__Task details__
All records below must be retyped exactly.

[start of Input]

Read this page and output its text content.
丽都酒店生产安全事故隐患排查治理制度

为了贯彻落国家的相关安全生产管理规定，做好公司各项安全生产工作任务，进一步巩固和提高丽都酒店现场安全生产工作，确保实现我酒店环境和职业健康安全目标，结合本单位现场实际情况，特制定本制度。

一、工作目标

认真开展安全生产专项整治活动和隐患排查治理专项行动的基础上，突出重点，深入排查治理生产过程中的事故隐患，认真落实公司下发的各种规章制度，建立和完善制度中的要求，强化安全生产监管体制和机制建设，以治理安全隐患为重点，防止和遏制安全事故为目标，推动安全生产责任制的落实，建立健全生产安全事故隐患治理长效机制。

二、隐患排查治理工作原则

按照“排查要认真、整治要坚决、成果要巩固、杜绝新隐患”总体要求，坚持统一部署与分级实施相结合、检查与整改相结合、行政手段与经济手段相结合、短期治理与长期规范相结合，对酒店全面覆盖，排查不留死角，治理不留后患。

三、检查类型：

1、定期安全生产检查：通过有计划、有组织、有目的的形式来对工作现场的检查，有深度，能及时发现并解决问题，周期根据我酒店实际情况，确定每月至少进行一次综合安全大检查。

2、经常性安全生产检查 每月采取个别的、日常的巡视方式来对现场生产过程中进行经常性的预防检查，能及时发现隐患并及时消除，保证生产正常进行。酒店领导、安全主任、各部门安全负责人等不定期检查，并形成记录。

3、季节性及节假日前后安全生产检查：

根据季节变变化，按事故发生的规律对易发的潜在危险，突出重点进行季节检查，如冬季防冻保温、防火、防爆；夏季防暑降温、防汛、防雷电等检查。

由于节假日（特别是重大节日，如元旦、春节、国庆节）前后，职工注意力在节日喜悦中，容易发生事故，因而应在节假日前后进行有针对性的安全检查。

[end of Input]

__Result__
Read this page and output its text content.
丽都酒店生产安全事故隐患排查治理制度

为了贯彻落国家的相关安全生产管理规定，做好公司各项安全生产工作任务，进一步巩固和提高丽都酒店现场安全生产工作，确保实现我酒店环境和职业健康安全目标，结合本单位现场实际情况，特制定本制度。

一、工作目标

认真开展安全生产专项整治活动和隐患排查治理专项行动的基础上，突出重点，深入排查治理生产过程中的事故隐患，认真落实公司下发的各种规章制度，建立和完善制度中的要求，强化安全生产监管体制和机制建设，以治理安全隐患为重点，防止和遏制安全事故为目标，推动安全生产责任制的落实，建立健全生产安全事故隐患治理长效机制。

二、隐患排查治理工作原则

按照“排查要认真、整治要坚决、成果要巩固、杜绝新隐患”总体要求，坚持统一部署与分级实施相结合、检查与整改相结合、行政手段与经济手段相结合、短期治理与长期规范相结合，对酒店全面覆盖，排查不留死角，治理不留后患。

三、检查类型：

1、定期安全生产检查：通过有计划、有组织、有目的的形式来对工作现场的检查，有深度，能及时发现并解决问题，周期根据我酒店实际情况，确定每月至少进行一次综合安全大检查。

2、经常性安全生产检查 每月采取个别的、日常的巡视方式来对现场生产过程中进行经常性的预防检查，能及时发现隐患并及时消除，保证生产正常进行。酒店领导、安全主任、各部门安全负责人等不定期检查，并形成记录。

3、季节性及节假日前后安全生产检查：

根据季节变变化，按事故发生的规律对易发的潜在危险，突出重点进行季节检查，如冬季防冻保温、防火、防爆；夏季防暑降温、防汛、防雷电等检查。

由于节假日（特别是重大节日，如元旦、春节、国庆节）前后，职工注意力在节日喜悦中，容易发生事故，因而应在节假日前后进行有针对性的安全检查。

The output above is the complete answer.